* _Stated goal_:
How many lines in this material include the string "JSON"? Answer with the number and nothing further.

* _Data shown_:

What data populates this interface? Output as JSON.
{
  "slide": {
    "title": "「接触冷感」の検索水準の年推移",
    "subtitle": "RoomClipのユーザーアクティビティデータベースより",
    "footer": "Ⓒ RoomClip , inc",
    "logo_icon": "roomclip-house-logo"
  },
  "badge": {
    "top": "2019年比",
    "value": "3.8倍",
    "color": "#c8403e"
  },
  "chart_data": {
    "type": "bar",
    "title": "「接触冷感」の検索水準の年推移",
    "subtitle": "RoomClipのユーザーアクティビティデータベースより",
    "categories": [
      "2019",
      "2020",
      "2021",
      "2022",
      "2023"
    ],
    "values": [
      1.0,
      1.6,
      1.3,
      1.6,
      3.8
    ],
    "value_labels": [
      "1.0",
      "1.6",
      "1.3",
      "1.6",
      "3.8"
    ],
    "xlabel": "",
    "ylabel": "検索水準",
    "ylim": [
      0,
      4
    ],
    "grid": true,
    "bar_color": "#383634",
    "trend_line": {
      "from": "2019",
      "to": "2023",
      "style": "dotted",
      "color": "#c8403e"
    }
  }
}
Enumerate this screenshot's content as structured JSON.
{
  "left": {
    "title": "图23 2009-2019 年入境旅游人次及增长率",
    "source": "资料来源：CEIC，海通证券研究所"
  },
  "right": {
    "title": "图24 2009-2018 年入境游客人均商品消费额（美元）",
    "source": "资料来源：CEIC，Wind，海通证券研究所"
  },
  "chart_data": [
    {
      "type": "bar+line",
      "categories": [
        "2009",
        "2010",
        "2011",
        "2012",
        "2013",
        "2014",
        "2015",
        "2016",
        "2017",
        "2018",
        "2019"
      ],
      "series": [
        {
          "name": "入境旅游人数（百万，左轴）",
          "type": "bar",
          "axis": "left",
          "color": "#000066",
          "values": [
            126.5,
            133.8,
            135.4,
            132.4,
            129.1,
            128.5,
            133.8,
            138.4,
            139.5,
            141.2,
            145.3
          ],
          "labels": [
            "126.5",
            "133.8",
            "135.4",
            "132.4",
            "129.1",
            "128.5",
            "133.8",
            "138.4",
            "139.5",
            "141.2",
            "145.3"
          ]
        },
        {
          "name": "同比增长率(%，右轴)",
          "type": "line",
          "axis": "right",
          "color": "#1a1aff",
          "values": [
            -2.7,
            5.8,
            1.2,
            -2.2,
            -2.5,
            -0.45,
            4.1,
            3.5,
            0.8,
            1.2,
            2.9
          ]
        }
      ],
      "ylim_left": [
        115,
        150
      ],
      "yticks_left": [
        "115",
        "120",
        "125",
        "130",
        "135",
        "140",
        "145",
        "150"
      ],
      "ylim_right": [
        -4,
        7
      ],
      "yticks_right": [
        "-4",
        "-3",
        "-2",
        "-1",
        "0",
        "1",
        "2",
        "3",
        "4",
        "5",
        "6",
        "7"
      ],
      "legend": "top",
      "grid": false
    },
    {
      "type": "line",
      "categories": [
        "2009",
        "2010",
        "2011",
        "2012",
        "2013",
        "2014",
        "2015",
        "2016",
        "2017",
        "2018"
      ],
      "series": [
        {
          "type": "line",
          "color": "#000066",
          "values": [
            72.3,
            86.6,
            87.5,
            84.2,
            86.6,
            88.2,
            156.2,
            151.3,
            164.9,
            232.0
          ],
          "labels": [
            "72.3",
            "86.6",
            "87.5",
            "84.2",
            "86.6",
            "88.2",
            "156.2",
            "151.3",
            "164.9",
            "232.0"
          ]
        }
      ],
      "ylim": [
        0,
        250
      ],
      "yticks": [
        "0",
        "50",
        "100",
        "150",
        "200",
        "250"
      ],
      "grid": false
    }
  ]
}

* _Output for this exercise_:
2